Start of INPUT FOR THIS TASK
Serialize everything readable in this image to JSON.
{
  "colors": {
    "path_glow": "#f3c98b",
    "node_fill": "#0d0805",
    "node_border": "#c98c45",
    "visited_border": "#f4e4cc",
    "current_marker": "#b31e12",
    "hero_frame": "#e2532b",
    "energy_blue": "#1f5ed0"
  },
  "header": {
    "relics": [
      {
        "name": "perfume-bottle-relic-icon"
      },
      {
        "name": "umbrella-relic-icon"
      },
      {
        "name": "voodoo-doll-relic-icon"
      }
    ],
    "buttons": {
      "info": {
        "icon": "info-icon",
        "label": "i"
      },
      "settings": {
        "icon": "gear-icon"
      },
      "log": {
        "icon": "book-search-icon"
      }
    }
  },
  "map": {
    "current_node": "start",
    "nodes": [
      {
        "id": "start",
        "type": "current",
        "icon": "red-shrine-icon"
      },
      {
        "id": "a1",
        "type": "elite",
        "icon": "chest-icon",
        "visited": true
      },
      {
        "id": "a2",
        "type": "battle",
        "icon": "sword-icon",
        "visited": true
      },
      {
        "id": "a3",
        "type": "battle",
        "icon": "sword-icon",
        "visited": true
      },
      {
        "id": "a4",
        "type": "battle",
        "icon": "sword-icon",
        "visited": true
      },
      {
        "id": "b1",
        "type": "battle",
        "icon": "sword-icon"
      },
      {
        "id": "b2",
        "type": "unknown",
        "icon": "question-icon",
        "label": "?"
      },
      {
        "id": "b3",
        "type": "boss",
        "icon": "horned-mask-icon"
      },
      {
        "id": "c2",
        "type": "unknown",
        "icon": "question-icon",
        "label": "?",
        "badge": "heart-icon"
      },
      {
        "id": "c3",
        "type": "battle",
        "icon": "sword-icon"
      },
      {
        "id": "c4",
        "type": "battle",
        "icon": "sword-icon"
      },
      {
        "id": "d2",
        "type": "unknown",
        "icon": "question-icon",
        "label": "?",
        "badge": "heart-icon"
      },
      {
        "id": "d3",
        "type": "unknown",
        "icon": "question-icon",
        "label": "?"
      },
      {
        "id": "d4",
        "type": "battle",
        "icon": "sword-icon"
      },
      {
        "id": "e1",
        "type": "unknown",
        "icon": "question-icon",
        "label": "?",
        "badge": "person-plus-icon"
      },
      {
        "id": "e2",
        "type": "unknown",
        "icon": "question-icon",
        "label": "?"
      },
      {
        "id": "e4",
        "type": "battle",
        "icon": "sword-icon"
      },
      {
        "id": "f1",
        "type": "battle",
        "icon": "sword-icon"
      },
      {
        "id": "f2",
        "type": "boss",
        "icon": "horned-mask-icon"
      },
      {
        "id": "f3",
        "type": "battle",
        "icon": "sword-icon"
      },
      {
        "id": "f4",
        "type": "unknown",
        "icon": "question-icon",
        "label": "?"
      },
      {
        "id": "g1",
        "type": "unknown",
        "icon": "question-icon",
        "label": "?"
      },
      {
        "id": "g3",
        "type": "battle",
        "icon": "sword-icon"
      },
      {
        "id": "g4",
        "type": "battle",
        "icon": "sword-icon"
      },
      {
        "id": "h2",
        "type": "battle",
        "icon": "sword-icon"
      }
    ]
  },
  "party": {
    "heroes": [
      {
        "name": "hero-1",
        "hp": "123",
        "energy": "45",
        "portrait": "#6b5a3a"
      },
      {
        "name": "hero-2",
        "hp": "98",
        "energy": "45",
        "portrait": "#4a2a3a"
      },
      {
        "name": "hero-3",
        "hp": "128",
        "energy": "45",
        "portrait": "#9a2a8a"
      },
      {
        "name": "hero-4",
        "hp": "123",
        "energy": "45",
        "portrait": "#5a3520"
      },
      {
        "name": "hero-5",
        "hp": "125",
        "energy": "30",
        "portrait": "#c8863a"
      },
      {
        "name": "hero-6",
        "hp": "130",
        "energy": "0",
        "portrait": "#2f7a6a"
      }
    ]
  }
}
End of INPUT FOR THIS TASK
SET TASK> Return every line of the material exactly.

EXERCISE ANSWER>
Serialize everything readable in this image to JSON.
{
  "colors": {
    "path_glow": "#f3c98b",
    "node_fill": "#0d0805",
    "node_border": "#c98c45",
    "visited_border": "#f4e4cc",
    "current_marker": "#b31e12",
    "hero_frame": "#e2532b",
    "energy_blue": "#1f5ed0"
  },
  "header": {
    "relics": [
      {
        "name": "perfume-bottle-relic-icon"
      },
      {
        "name": "umbrella-relic-icon"
      },
      {
        "name": "voodoo-doll-relic-icon"
      }
    ],
    "buttons": {
      "info": {
        "icon": "info-icon",
        "label": "i"
      },
      "settings": {
        "icon": "gear-icon"
      },
      "log": {
        "icon": "book-search-icon"
      }
    }
  },
  "map": {
    "current_node": "start",
    "nodes": [
      {
        "id": "start",
        "type": "current",
        "icon": "red-shrine-icon"
      },
      {
        "id": "a1",
        "type": "elite",
        "icon": "chest-icon",
        "visited": true
      },
      {
        "id": "a2",
        "type": "battle",
        "icon": "sword-icon",
        "visited": true
      },
      {
        "id": "a3",
        "type": "battle",
        "icon": "sword-icon",
        "visited": true
      },
      {
        "id": "a4",
        "type": "battle",
        "icon": "sword-icon",
        "visited": true
      },
      {
        "id": "b1",
        "type": "battle",
        "icon": "sword-icon"
      },
      {
        "id": "b2",
        "type": "unknown",
        "icon": "question-icon",
        "label": "?"
      },
      {
        "id": "b3",
        "type": "boss",
        "icon": "horned-mask-icon"
      },
      {
        "id": "c2",
        "type": "unknown",
        "icon": "question-icon",
        "label": "?",
        "badge": "heart-icon"
      },
      {
        "id": "c3",
        "type": "battle",
        "icon": "sword-icon"
      },
      {
        "id": "c4",
        "type": "battle",
        "icon": "sword-icon"
      },
      {
        "id": "d2",
        "type": "unknown",
        "icon": "question-icon",
        "label": "?",
        "badge": "heart-icon"
      },
      {
        "id": "d3",
        "type": "unknown",
        "icon": "question-icon",
        "label": "?"
      },
      {
        "id": "d4",
        "type": "battle",
        "icon": "sword-icon"
      },
      {
        "id": "e1",
        "type": "unknown",
        "icon": "question-icon",
        "label": "?",
        "badge": "person-plus-icon"
      },
      {
        "id": "e2",
        "type": "unknown",
        "icon": "question-icon",
        "label": "?"
      },
      {
        "id": "e4",
        "type": "battle",
        "icon": "sword-icon"
      },
      {
        "id": "f1",
        "type": "battle",
        "icon": "sword-icon"
      },
      {
        "id": "f2",
        "type": "boss",
        "icon": "horned-mask-icon"
      },
      {
        "id": "f3",
        "type": "battle",
        "icon": "sword-icon"
      },
      {
        "id": "f4",
        "type": "unknown",
        "icon": "question-icon",
        "label": "?"
      },
      {
        "id": "g1",
        "type": "unknown",
        "icon": "question-icon",
        "label": "?"
      },
      {
        "id": "g3",
        "type": "battle",
        "icon": "sword-icon"
      },
      {
        "id": "g4",
        "type": "battle",
        "icon": "sword-icon"
      },
      {
        "id": "h2",
        "type": "battle",
        "icon": "sword-icon"
      }
    ]
  },
  "party": {
    "heroes": [
      {
        "name": "hero-1",
        "hp": "123",
        "energy": "45",
        "portrait": "#6b5a3a"
      },
      {
        "name": "hero-2",
        "hp": "98",
        "energy": "45",
        "portrait": "#4a2a3a"
      },
      {
        "name": "hero-3",
        "hp": "128",
        "energy": "45",
        "portrait": "#9a2a8a"
      },
      {
        "name": "hero-4",
        "hp": "123",
        "energy": "45",
        "portrait": "#5a3520"
      },
      {
        "name": "hero-5",
        "hp": "125",
        "energy": "30",
        "portrait": "#c8863a"
      },
      {
        "name": "hero-6",
        "hp": "130",
        "energy": "0",
        "portrait": "#2f7a6a"
      }
    ]
  }
}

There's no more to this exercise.